> [TASK GOAL]:
Where a line below holds the string "color", copy that line.

┏━━

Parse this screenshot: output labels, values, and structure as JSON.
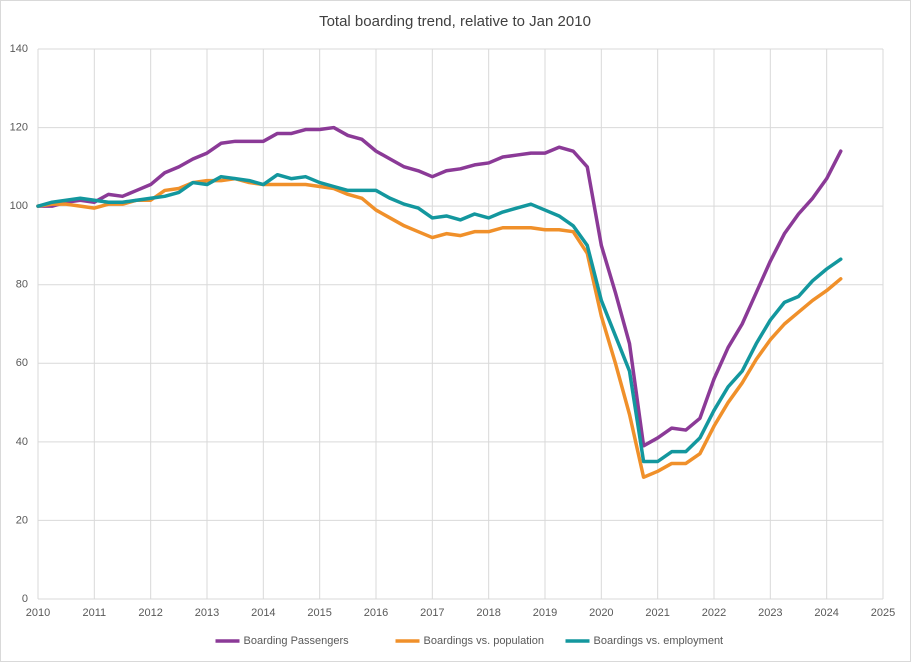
{
  "chart_data": {
    "type": "line",
    "title": "Total boarding trend, relative to Jan 2010",
    "x": [
      2010,
      2010.25,
      2010.5,
      2010.75,
      2011,
      2011.25,
      2011.5,
      2011.75,
      2012,
      2012.25,
      2012.5,
      2012.75,
      2013,
      2013.25,
      2013.5,
      2013.75,
      2014,
      2014.25,
      2014.5,
      2014.75,
      2015,
      2015.25,
      2015.5,
      2015.75,
      2016,
      2016.25,
      2016.5,
      2016.75,
      2017,
      2017.25,
      2017.5,
      2017.75,
      2018,
      2018.25,
      2018.5,
      2018.75,
      2019,
      2019.25,
      2019.5,
      2019.75,
      2020,
      2020.25,
      2020.5,
      2020.75,
      2021,
      2021.25,
      2021.5,
      2021.75,
      2022,
      2022.25,
      2022.5,
      2022.75,
      2023,
      2023.25,
      2023.5,
      2023.75,
      2024,
      2024.25
    ],
    "series": [
      {
        "name": "Boarding Passengers",
        "color": "#8b3a97",
        "values": [
          100,
          100,
          101,
          101.5,
          101,
          103,
          102.5,
          104,
          105.5,
          108.5,
          110,
          112,
          113.5,
          116,
          116.5,
          116.5,
          116.5,
          118.5,
          118.5,
          119.5,
          119.5,
          120,
          118,
          117,
          114,
          112,
          110,
          109,
          107.5,
          109,
          109.5,
          110.5,
          111,
          112.5,
          113,
          113.5,
          113.5,
          115,
          114,
          110,
          90,
          78,
          65,
          39,
          41,
          43.5,
          43,
          46,
          56,
          64,
          70,
          78,
          86,
          93,
          98,
          102,
          107,
          114
        ]
      },
      {
        "name": "Boardings vs. population",
        "color": "#f0902a",
        "values": [
          100,
          100.5,
          100.5,
          100,
          99.5,
          100.5,
          100.5,
          101.5,
          101.5,
          104,
          104.5,
          106,
          106.5,
          106.5,
          107,
          106,
          105.5,
          105.5,
          105.5,
          105.5,
          105,
          104.5,
          103,
          102,
          99,
          97,
          95,
          93.5,
          92,
          93,
          92.5,
          93.5,
          93.5,
          94.5,
          94.5,
          94.5,
          94,
          94,
          93.5,
          88,
          72,
          60,
          47,
          31,
          32.5,
          34.5,
          34.5,
          37,
          44,
          50,
          55,
          61,
          66,
          70,
          73,
          76,
          78.5,
          81.5
        ]
      },
      {
        "name": "Boardings vs. employment",
        "color": "#13979e",
        "values": [
          100,
          101,
          101.5,
          102,
          101.5,
          101,
          101,
          101.5,
          102,
          102.5,
          103.5,
          106,
          105.5,
          107.5,
          107,
          106.5,
          105.5,
          108,
          107,
          107.5,
          106,
          105,
          104,
          104,
          104,
          102,
          100.5,
          99.5,
          97,
          97.5,
          96.5,
          98,
          97,
          98.5,
          99.5,
          100.5,
          99,
          97.5,
          95,
          90,
          76,
          67,
          58,
          35,
          35,
          37.5,
          37.5,
          41,
          48,
          54,
          58,
          65,
          71,
          75.5,
          77,
          81,
          84,
          86.5
        ]
      }
    ],
    "xlim": [
      2010,
      2025
    ],
    "xticks": [
      2010,
      2011,
      2012,
      2013,
      2014,
      2015,
      2016,
      2017,
      2018,
      2019,
      2020,
      2021,
      2022,
      2023,
      2024,
      2025
    ],
    "ylim": [
      0,
      140
    ],
    "yticks": [
      0,
      20,
      40,
      60,
      80,
      100,
      120,
      140
    ],
    "grid": true,
    "legend": "bottom"
  }
}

┗━━

> [FULL ANSWER]:
        "color": "#8b3a97",
        "color": "#f0902a",
        "color": "#13979e",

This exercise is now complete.